**GIVEN REQUEST**
Write out the data below exactly as given, without any of its pictures.

**DATASET ROWS**
********************

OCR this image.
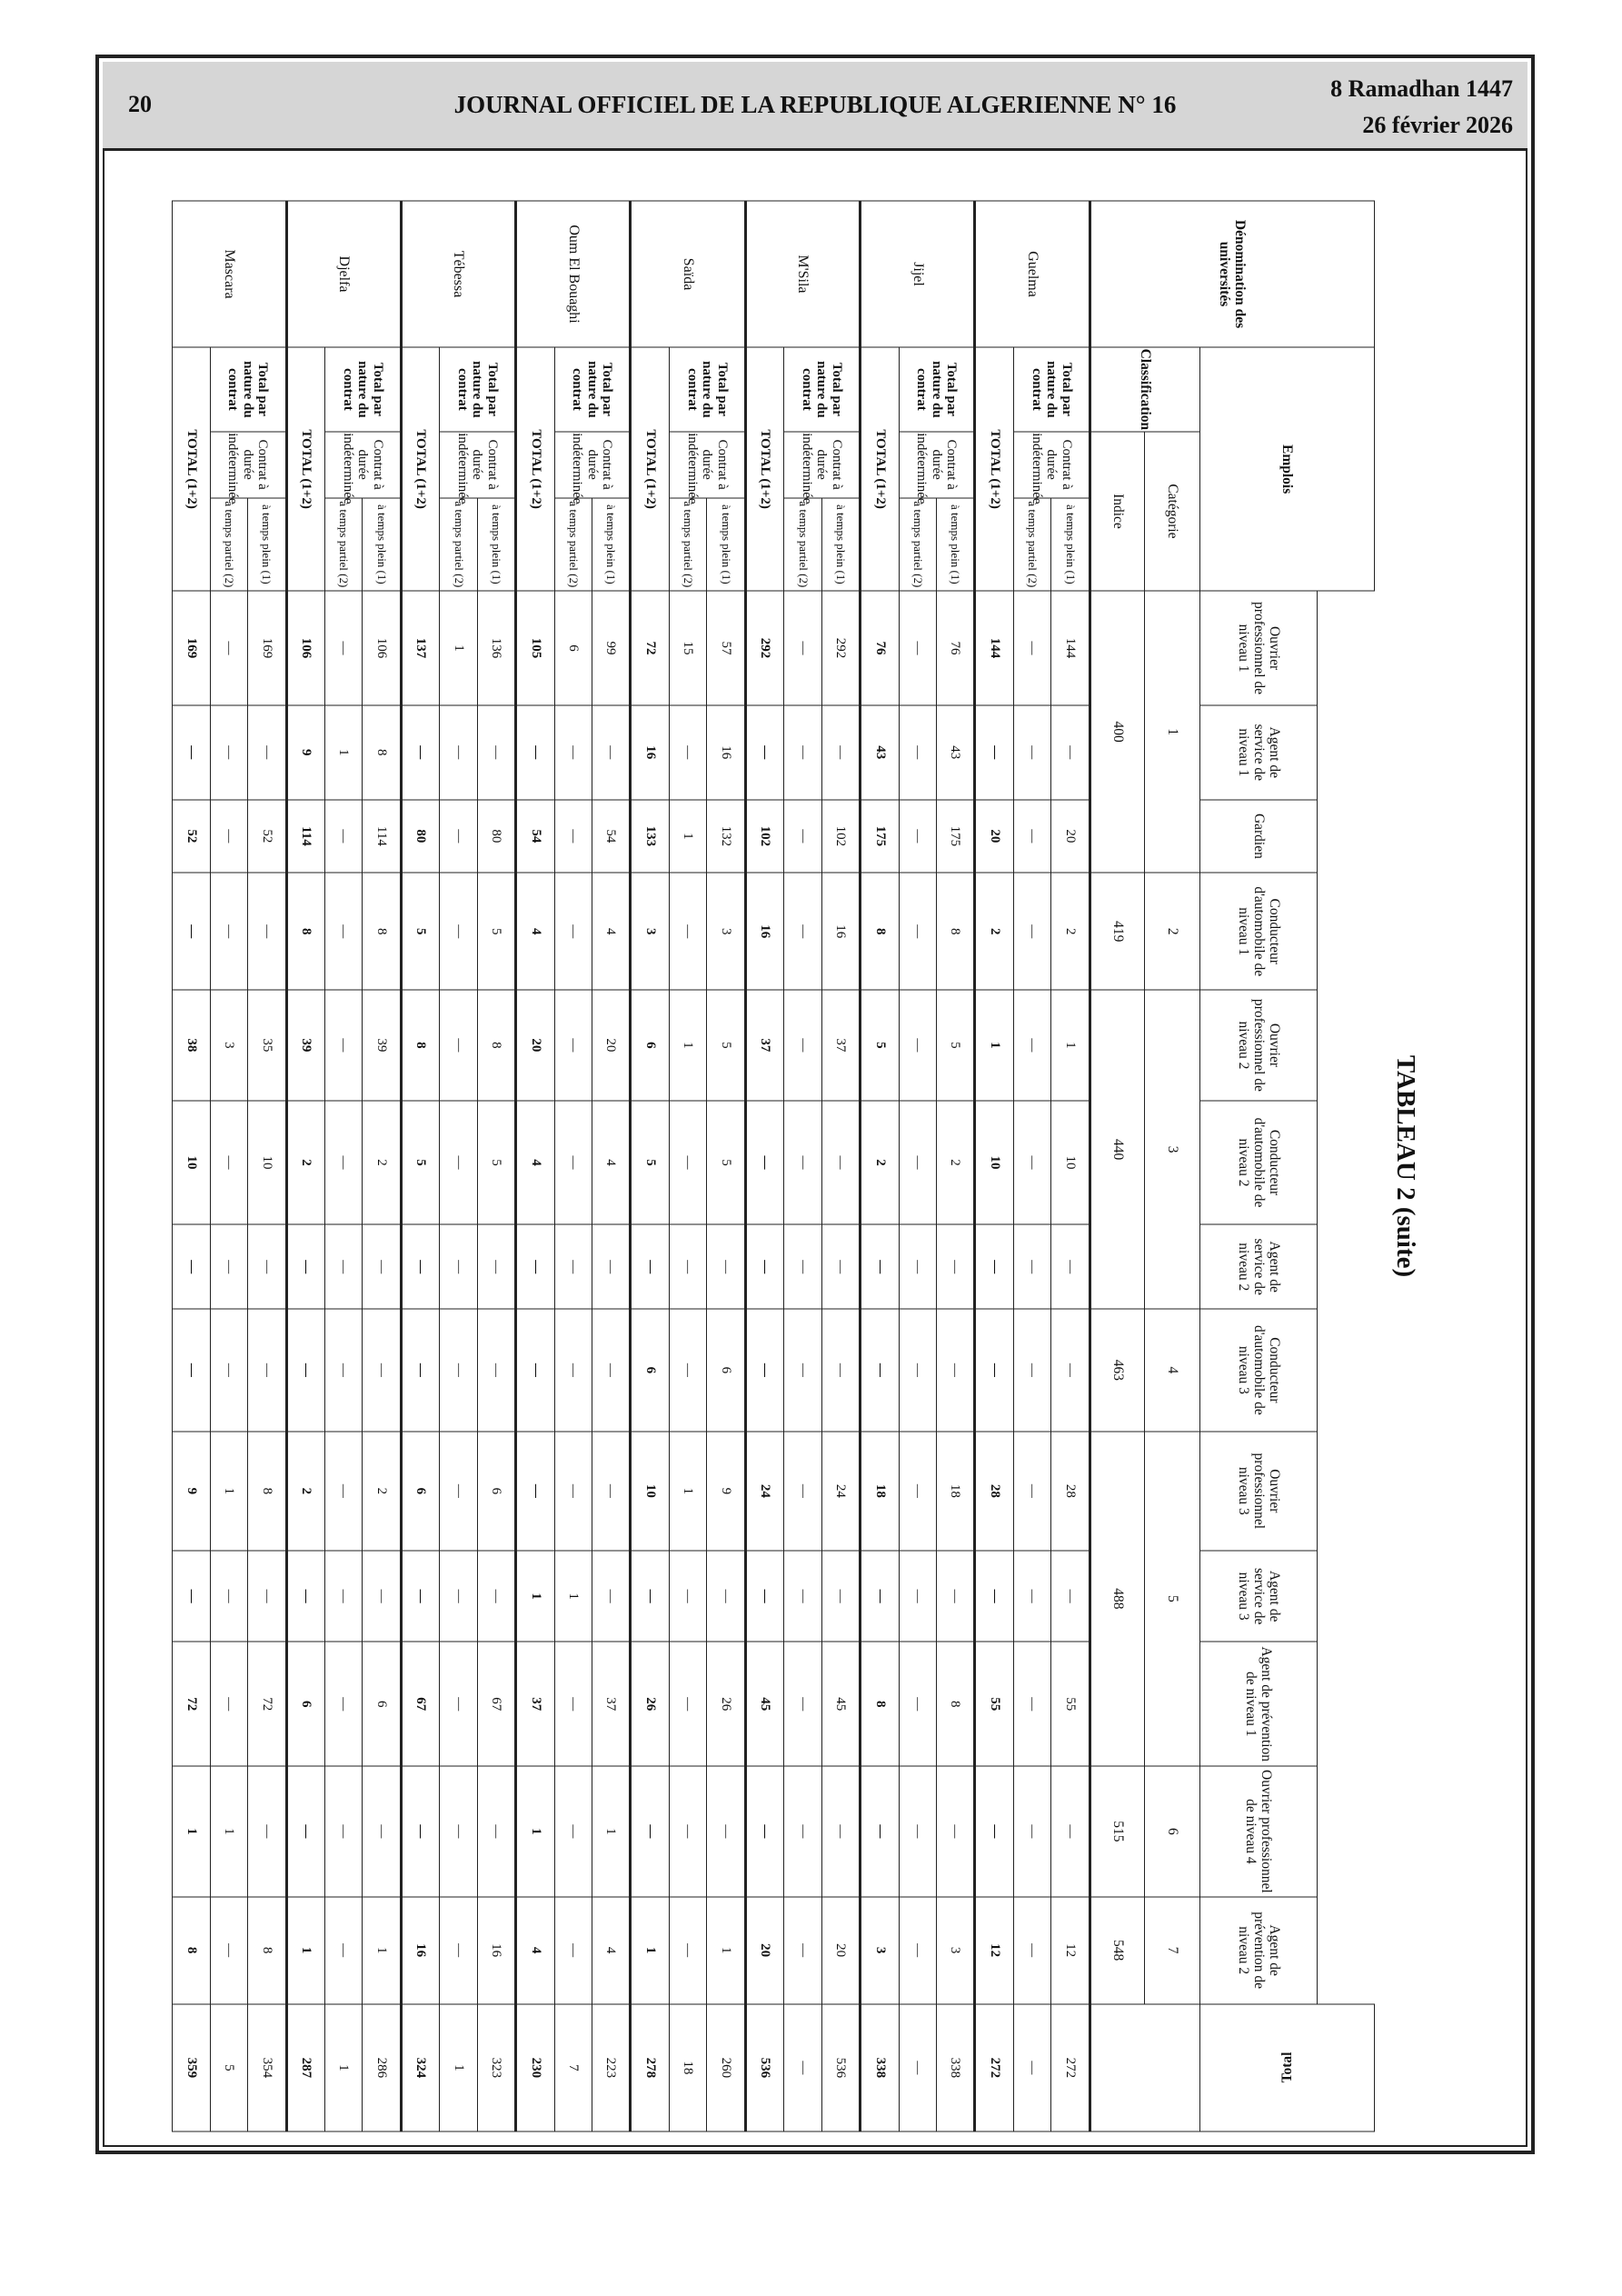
20	JOURNAL OFFICIEL DE LA REPUBLIQUE ALGERIENNE N° 16
8 Ramadhan 1447
26 février 2026
TABLEAU 2 (suite)
Dénomination des universités	Emplois																Total
				Ouvrier professionnel de niveau 1	Agent de service de niveau 1	Gardien	Conducteur d'automobile de niveau 1	Ouvrier professionnel de niveau 2	Conducteur d'automobile de niveau 2	Agent de service de niveau 2	Conducteur d'automobile de niveau 3	Ouvrier professionnel niveau 3	Agent de service de niveau 3	Agent de prévention de niveau 1	Ouvrier professionnel de niveau 4	Agent de prévention de niveau 2	
	Classification	Catégorie		1			2	3			4	5			6	7	
		Indice		400			419	440			463	488			515	548	
Guelma	Total par nature du contrat	Contrat à durée indéterminée	à temps plein (1)	144	—	20	2	1	10	—	—	28	—	55	—	12	272
			à temps partiel (2)	—	—	—	—	—	—	—	—	—	—	—	—	—	—
	TOTAL (1+2)			144	—	20	2	1	10	—	—	28	—	55	—	12	272
Jijel	Total par nature du contrat	Contrat à durée indéterminée	à temps plein (1)	76	43	175	8	5	2	—	—	18	—	8	—	3	338
			à temps partiel (2)	—	—	—	—	—	—	—	—	—	—	—	—	—	—
	TOTAL (1+2)			76	43	175	8	5	2	—	—	18	—	8	—	3	338
M'Sila	Total par nature du contrat	Contrat à durée indéterminée	à temps plein (1)	292	—	102	16	37	—	—	—	24	—	45	—	20	536
			à temps partiel (2)	—	—	—	—	—	—	—	—	—	—	—	—	—	—
	TOTAL (1+2)			292	—	102	16	37	—	—	—	24	—	45	—	20	536
Saïda	Total par nature du contrat	Contrat à durée indéterminée	à temps plein (1)	57	16	132	3	5	5	—	6	9	—	26	—	1	260
			à temps partiel (2)	15	—	1	—	1	—	—	—	1	—	—	—	—	18
	TOTAL (1+2)			72	16	133	3	6	5	—	6	10	—	26	—	1	278
Oum El Bouaghi	Total par nature du contrat	Contrat à durée indéterminée	à temps plein (1)	99	—	54	4	20	4	—	—	—	—	37	1	4	223
			à temps partiel (2)	6	—	—	—	—	—	—	—	—	1	—	—	—	7
	TOTAL (1+2)			105	—	54	4	20	4	—	—	—	1	37	1	4	230
Tébessa	Total par nature du contrat	Contrat à durée indéterminée	à temps plein (1)	136	—	80	5	8	5	—	—	6	—	67	—	16	323
			à temps partiel (2)	1	—	—	—	—	—	—	—	—	—	—	—	—	1
	TOTAL (1+2)			137	—	80	5	8	5	—	—	6	—	67	—	16	324
Djelfa	Total par nature du contrat	Contrat à durée indéterminée	à temps plein (1)	106	8	114	8	39	2	—	—	2	—	6	—	1	286
			à temps partiel (2)	—	1	—	—	—	—	—	—	—	—	—	—	—	1
	TOTAL (1+2)			106	9	114	8	39	2	—	—	2	—	6	—	1	287
Mascara	Total par nature du contrat	Contrat à durée indéterminée	à temps plein (1)	169	—	52	—	35	10	—	—	8	—	72	—	8	354
			à temps partiel (2)	—	—	—	—	3	—	—	—	1	—	—	1	—	5
	TOTAL (1+2)			169	—	52	—	38	10	—	—	9	—	72	1	8	359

********************

**ANSWER TO THIS PROBLEM**
OCR this image.
20	JOURNAL OFFICIEL DE LA REPUBLIQUE ALGERIENNE N° 16
8 Ramadhan 1447
26 février 2026
TABLEAU 2 (suite)
Dénomination des universités	Emplois																Total
				Ouvrier professionnel de niveau 1	Agent de service de niveau 1	Gardien	Conducteur d'automobile de niveau 1	Ouvrier professionnel de niveau 2	Conducteur d'automobile de niveau 2	Agent de service de niveau 2	Conducteur d'automobile de niveau 3	Ouvrier professionnel niveau 3	Agent de service de niveau 3	Agent de prévention de niveau 1	Ouvrier professionnel de niveau 4	Agent de prévention de niveau 2	
	Classification	Catégorie		1			2	3			4	5			6	7	
		Indice		400			419	440			463	488			515	548	
Guelma	Total par nature du contrat	Contrat à durée indéterminée	à temps plein (1)	144	—	20	2	1	10	—	—	28	—	55	—	12	272
			à temps partiel (2)	—	—	—	—	—	—	—	—	—	—	—	—	—	—
	TOTAL (1+2)			144	—	20	2	1	10	—	—	28	—	55	—	12	272
Jijel	Total par nature du contrat	Contrat à durée indéterminée	à temps plein (1)	76	43	175	8	5	2	—	—	18	—	8	—	3	338
			à temps partiel (2)	—	—	—	—	—	—	—	—	—	—	—	—	—	—
	TOTAL (1+2)			76	43	175	8	5	2	—	—	18	—	8	—	3	338
M'Sila	Total par nature du contrat	Contrat à durée indéterminée	à temps plein (1)	292	—	102	16	37	—	—	—	24	—	45	—	20	536
			à temps partiel (2)	—	—	—	—	—	—	—	—	—	—	—	—	—	—
	TOTAL (1+2)			292	—	102	16	37	—	—	—	24	—	45	—	20	536
Saïda	Total par nature du contrat	Contrat à durée indéterminée	à temps plein (1)	57	16	132	3	5	5	—	6	9	—	26	—	1	260
			à temps partiel (2)	15	—	1	—	1	—	—	—	1	—	—	—	—	18
	TOTAL (1+2)			72	16	133	3	6	5	—	6	10	—	26	—	1	278
Oum El Bouaghi	Total par nature du contrat	Contrat à durée indéterminée	à temps plein (1)	99	—	54	4	20	4	—	—	—	—	37	1	4	223
			à temps partiel (2)	6	—	—	—	—	—	—	—	—	1	—	—	—	7
	TOTAL (1+2)			105	—	54	4	20	4	—	—	—	1	37	1	4	230
Tébessa	Total par nature du contrat	Contrat à durée indéterminée	à temps plein (1)	136	—	80	5	8	5	—	—	6	—	67	—	16	323
			à temps partiel (2)	1	—	—	—	—	—	—	—	—	—	—	—	—	1
	TOTAL (1+2)			137	—	80	5	8	5	—	—	6	—	67	—	16	324
Djelfa	Total par nature du contrat	Contrat à durée indéterminée	à temps plein (1)	106	8	114	8	39	2	—	—	2	—	6	—	1	286
			à temps partiel (2)	—	1	—	—	—	—	—	—	—	—	—	—	—	1
	TOTAL (1+2)			106	9	114	8	39	2	—	—	2	—	6	—	1	287
Mascara	Total par nature du contrat	Contrat à durée indéterminée	à temps plein (1)	169	—	52	—	35	10	—	—	8	—	72	—	8	354
			à temps partiel (2)	—	—	—	—	3	—	—	—	1	—	—	1	—	5
	TOTAL (1+2)			169	—	52	—	38	10	—	—	9	—	72	1	8	359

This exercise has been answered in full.